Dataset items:
○ ○ ○
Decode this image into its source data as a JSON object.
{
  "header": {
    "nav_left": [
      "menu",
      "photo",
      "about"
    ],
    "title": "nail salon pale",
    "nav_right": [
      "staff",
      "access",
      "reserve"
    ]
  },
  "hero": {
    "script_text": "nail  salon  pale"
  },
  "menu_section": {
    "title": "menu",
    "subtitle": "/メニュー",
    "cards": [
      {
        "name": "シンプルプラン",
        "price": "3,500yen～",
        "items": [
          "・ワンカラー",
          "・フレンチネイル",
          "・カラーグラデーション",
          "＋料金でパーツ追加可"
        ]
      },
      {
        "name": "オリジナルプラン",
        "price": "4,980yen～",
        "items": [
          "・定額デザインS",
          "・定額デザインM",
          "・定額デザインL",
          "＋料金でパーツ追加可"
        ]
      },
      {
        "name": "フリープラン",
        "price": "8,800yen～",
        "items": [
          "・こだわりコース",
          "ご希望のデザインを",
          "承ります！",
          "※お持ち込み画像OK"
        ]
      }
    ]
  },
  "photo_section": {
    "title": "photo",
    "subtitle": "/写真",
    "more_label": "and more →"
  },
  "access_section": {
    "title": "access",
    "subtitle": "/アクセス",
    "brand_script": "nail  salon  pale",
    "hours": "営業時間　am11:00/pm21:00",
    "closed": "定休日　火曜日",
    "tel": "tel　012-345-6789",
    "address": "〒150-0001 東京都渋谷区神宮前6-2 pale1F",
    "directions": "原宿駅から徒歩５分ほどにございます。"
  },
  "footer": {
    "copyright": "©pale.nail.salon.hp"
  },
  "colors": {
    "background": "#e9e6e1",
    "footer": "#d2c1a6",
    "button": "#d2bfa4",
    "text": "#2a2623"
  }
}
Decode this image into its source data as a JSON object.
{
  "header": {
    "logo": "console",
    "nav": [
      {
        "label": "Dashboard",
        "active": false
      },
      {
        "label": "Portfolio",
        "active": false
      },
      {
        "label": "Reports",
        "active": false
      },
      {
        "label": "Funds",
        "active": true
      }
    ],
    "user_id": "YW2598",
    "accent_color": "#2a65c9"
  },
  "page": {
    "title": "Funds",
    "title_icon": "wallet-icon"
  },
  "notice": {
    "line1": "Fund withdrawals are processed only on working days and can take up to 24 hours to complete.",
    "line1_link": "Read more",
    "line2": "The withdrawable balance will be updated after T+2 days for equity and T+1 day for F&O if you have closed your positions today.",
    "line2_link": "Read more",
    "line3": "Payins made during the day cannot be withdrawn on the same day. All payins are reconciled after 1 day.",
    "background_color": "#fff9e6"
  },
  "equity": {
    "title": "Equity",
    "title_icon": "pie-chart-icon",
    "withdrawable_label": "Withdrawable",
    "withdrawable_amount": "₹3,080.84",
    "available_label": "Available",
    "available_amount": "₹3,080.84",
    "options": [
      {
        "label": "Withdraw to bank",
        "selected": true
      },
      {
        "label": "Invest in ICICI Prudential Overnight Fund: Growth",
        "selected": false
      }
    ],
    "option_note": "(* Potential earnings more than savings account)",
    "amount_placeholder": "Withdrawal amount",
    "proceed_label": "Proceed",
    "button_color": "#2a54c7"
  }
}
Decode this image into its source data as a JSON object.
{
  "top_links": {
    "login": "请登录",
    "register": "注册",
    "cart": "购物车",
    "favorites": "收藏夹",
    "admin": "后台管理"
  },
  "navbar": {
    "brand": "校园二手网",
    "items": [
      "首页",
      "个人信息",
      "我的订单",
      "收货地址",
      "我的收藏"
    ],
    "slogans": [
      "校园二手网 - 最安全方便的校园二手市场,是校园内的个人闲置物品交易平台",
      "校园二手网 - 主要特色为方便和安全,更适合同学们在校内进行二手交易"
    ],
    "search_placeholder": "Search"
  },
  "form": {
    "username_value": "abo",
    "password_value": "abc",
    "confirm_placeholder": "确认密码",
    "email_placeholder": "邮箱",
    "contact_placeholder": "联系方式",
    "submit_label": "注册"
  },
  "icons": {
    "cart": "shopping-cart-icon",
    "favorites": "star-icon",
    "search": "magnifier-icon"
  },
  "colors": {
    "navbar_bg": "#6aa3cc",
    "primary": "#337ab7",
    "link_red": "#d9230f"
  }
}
○ ○ ○
- _TASK DESCRIPTION_:
Gather each line of the records holding the string "Read".

- _TASK ANSWER_:
    "line1_link": "Read more",
    "line2_link": "Read more",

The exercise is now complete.